[WHAT TO WORK ON] Reproduce the data that follows in its entirety, character for character.

--- DATA TO PROCESS ---

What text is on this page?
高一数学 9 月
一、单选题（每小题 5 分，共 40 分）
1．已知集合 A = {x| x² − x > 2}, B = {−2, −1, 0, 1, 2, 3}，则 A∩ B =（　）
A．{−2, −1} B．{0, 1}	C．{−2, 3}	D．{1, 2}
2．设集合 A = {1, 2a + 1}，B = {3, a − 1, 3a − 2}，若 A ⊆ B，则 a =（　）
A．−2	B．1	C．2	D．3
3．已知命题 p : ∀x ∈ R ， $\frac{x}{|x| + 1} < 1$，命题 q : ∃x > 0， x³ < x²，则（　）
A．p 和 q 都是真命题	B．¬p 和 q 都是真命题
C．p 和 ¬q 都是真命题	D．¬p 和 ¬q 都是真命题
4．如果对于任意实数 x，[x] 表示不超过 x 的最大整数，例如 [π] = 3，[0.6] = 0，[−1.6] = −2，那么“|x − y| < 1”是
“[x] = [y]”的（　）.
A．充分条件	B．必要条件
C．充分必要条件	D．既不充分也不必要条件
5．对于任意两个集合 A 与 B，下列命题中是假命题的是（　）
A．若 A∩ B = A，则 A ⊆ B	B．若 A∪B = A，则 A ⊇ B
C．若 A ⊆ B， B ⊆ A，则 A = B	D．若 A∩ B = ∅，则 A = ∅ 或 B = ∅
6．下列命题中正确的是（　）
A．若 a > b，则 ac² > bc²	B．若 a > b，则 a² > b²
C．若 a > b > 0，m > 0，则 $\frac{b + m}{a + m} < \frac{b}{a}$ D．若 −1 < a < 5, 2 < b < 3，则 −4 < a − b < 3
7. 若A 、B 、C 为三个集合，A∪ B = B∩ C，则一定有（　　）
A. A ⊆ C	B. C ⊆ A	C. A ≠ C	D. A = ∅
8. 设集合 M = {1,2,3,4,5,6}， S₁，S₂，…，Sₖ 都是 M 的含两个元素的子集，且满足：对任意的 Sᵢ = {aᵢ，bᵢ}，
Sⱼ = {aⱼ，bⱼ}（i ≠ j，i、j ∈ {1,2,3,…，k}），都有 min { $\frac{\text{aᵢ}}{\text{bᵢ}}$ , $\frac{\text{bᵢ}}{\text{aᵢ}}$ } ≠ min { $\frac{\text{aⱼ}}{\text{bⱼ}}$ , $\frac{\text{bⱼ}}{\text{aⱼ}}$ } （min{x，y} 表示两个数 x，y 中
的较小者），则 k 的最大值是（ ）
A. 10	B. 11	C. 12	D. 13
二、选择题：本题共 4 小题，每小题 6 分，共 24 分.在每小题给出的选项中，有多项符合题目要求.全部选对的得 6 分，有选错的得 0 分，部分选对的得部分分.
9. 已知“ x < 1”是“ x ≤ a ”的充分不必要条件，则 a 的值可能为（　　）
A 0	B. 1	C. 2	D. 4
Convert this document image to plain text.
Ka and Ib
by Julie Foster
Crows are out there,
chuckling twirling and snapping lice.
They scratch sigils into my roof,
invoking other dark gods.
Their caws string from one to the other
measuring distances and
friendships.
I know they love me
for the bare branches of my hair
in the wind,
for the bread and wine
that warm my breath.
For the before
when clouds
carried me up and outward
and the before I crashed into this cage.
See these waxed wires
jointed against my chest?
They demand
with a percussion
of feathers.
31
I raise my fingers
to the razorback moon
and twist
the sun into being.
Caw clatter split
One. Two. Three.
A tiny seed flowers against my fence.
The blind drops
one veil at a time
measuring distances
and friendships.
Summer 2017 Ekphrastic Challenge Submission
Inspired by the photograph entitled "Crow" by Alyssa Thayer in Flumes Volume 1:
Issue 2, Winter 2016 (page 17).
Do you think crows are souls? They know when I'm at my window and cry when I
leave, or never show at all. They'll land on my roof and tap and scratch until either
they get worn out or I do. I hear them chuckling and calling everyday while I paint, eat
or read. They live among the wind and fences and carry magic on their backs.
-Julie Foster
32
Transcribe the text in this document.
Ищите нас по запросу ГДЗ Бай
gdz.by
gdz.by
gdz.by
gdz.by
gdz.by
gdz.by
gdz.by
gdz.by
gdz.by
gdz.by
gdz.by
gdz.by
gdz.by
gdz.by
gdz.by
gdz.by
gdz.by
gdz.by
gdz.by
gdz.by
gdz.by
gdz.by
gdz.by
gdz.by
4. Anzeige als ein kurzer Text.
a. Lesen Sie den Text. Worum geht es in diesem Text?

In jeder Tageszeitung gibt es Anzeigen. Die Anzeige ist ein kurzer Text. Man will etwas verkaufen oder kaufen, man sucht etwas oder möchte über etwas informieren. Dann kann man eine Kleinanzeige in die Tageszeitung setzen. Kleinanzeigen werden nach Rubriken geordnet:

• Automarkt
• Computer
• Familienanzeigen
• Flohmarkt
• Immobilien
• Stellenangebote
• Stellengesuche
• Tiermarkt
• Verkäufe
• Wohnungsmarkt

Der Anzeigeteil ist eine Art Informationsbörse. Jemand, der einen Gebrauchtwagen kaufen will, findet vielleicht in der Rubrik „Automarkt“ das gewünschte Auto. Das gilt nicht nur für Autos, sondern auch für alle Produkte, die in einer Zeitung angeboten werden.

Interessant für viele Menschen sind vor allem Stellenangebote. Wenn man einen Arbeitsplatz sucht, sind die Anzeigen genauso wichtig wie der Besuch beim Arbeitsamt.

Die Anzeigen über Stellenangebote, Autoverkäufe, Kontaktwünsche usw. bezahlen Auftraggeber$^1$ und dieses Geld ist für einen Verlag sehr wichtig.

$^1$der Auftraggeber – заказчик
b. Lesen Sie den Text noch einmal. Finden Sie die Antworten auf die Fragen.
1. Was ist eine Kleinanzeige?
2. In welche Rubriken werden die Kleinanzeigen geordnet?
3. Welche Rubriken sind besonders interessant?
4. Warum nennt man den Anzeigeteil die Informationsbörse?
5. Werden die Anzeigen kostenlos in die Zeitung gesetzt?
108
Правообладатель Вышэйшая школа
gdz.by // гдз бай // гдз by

---

[ANSWER FOR THIS EXERCISE]
What text is on this page?
高一数学 9 月
一、单选题（每小题 5 分，共 40 分）
1．已知集合 A = {x| x² − x > 2}, B = {−2, −1, 0, 1, 2, 3}，则 A∩ B =（　）
A．{−2, −1} B．{0, 1}	C．{−2, 3}	D．{1, 2}
2．设集合 A = {1, 2a + 1}，B = {3, a − 1, 3a − 2}，若 A ⊆ B，则 a =（　）
A．−2	B．1	C．2	D．3
3．已知命题 p : ∀x ∈ R ， $\frac{x}{|x| + 1} < 1$，命题 q : ∃x > 0， x³ < x²，则（　）
A．p 和 q 都是真命题	B．¬p 和 q 都是真命题
C．p 和 ¬q 都是真命题	D．¬p 和 ¬q 都是真命题
4．如果对于任意实数 x，[x] 表示不超过 x 的最大整数，例如 [π] = 3，[0.6] = 0，[−1.6] = −2，那么“|x − y| < 1”是
“[x] = [y]”的（　）.
A．充分条件	B．必要条件
C．充分必要条件	D．既不充分也不必要条件
5．对于任意两个集合 A 与 B，下列命题中是假命题的是（　）
A．若 A∩ B = A，则 A ⊆ B	B．若 A∪B = A，则 A ⊇ B
C．若 A ⊆ B， B ⊆ A，则 A = B	D．若 A∩ B = ∅，则 A = ∅ 或 B = ∅
6．下列命题中正确的是（　）
A．若 a > b，则 ac² > bc²	B．若 a > b，则 a² > b²
C．若 a > b > 0，m > 0，则 $\frac{b + m}{a + m} < \frac{b}{a}$ D．若 −1 < a < 5, 2 < b < 3，则 −4 < a − b < 3
7. 若A 、B 、C 为三个集合，A∪ B = B∩ C，则一定有（　　）
A. A ⊆ C	B. C ⊆ A	C. A ≠ C	D. A = ∅
8. 设集合 M = {1,2,3,4,5,6}， S₁，S₂，…，Sₖ 都是 M 的含两个元素的子集，且满足：对任意的 Sᵢ = {aᵢ，bᵢ}，
Sⱼ = {aⱼ，bⱼ}（i ≠ j，i、j ∈ {1,2,3,…，k}），都有 min { $\frac{\text{aᵢ}}{\text{bᵢ}}$ , $\frac{\text{bᵢ}}{\text{aᵢ}}$ } ≠ min { $\frac{\text{aⱼ}}{\text{bⱼ}}$ , $\frac{\text{bⱼ}}{\text{aⱼ}}$ } （min{x，y} 表示两个数 x，y 中
的较小者），则 k 的最大值是（ ）
A. 10	B. 11	C. 12	D. 13
二、选择题：本题共 4 小题，每小题 6 分，共 24 分.在每小题给出的选项中，有多项符合题目要求.全部选对的得 6 分，有选错的得 0 分，部分选对的得部分分.
9. 已知“ x < 1”是“ x ≤ a ”的充分不必要条件，则 a 的值可能为（　　）
A 0	B. 1	C. 2	D. 4
Convert this document image to plain text.
Ka and Ib
by Julie Foster
Crows are out there,
chuckling twirling and snapping lice.
They scratch sigils into my roof,
invoking other dark gods.
Their caws string from one to the other
measuring distances and
friendships.
I know they love me
for the bare branches of my hair
in the wind,
for the bread and wine
that warm my breath.
For the before
when clouds
carried me up and outward
and the before I crashed into this cage.
See these waxed wires
jointed against my chest?
They demand
with a percussion
of feathers.
31
I raise my fingers
to the razorback moon
and twist
the sun into being.
Caw clatter split
One. Two. Three.
A tiny seed flowers against my fence.
The blind drops
one veil at a time
measuring distances
and friendships.
Summer 2017 Ekphrastic Challenge Submission
Inspired by the photograph entitled "Crow" by Alyssa Thayer in Flumes Volume 1:
Issue 2, Winter 2016 (page 17).
Do you think crows are souls? They know when I'm at my window and cry when I
leave, or never show at all. They'll land on my roof and tap and scratch until either
they get worn out or I do. I hear them chuckling and calling everyday while I paint, eat
or read. They live among the wind and fences and carry magic on their backs.
-Julie Foster
32
Transcribe the text in this document.
Ищите нас по запросу ГДЗ Бай
gdz.by
gdz.by
gdz.by
gdz.by
gdz.by
gdz.by
gdz.by
gdz.by
gdz.by
gdz.by
gdz.by
gdz.by
gdz.by
gdz.by
gdz.by
gdz.by
gdz.by
gdz.by
gdz.by
gdz.by
gdz.by
gdz.by
gdz.by
gdz.by
4. Anzeige als ein kurzer Text.
a. Lesen Sie den Text. Worum geht es in diesem Text?

In jeder Tageszeitung gibt es Anzeigen. Die Anzeige ist ein kurzer Text. Man will etwas verkaufen oder kaufen, man sucht etwas oder möchte über etwas informieren. Dann kann man eine Kleinanzeige in die Tageszeitung setzen. Kleinanzeigen werden nach Rubriken geordnet:

• Automarkt
• Computer
• Familienanzeigen
• Flohmarkt
• Immobilien
• Stellenangebote
• Stellengesuche
• Tiermarkt
• Verkäufe
• Wohnungsmarkt

Der Anzeigeteil ist eine Art Informationsbörse. Jemand, der einen Gebrauchtwagen kaufen will, findet vielleicht in der Rubrik „Automarkt“ das gewünschte Auto. Das gilt nicht nur für Autos, sondern auch für alle Produkte, die in einer Zeitung angeboten werden.

Interessant für viele Menschen sind vor allem Stellenangebote. Wenn man einen Arbeitsplatz sucht, sind die Anzeigen genauso wichtig wie der Besuch beim Arbeitsamt.

Die Anzeigen über Stellenangebote, Autoverkäufe, Kontaktwünsche usw. bezahlen Auftraggeber$^1$ und dieses Geld ist für einen Verlag sehr wichtig.

$^1$der Auftraggeber – заказчик
b. Lesen Sie den Text noch einmal. Finden Sie die Antworten auf die Fragen.
1. Was ist eine Kleinanzeige?
2. In welche Rubriken werden die Kleinanzeigen geordnet?
3. Welche Rubriken sind besonders interessant?
4. Warum nennt man den Anzeigeteil die Informationsbörse?
5. Werden die Anzeigen kostenlos in die Zeitung gesetzt?
108
Правообладатель Вышэйшая школа
gdz.by // гдз бай // гдз by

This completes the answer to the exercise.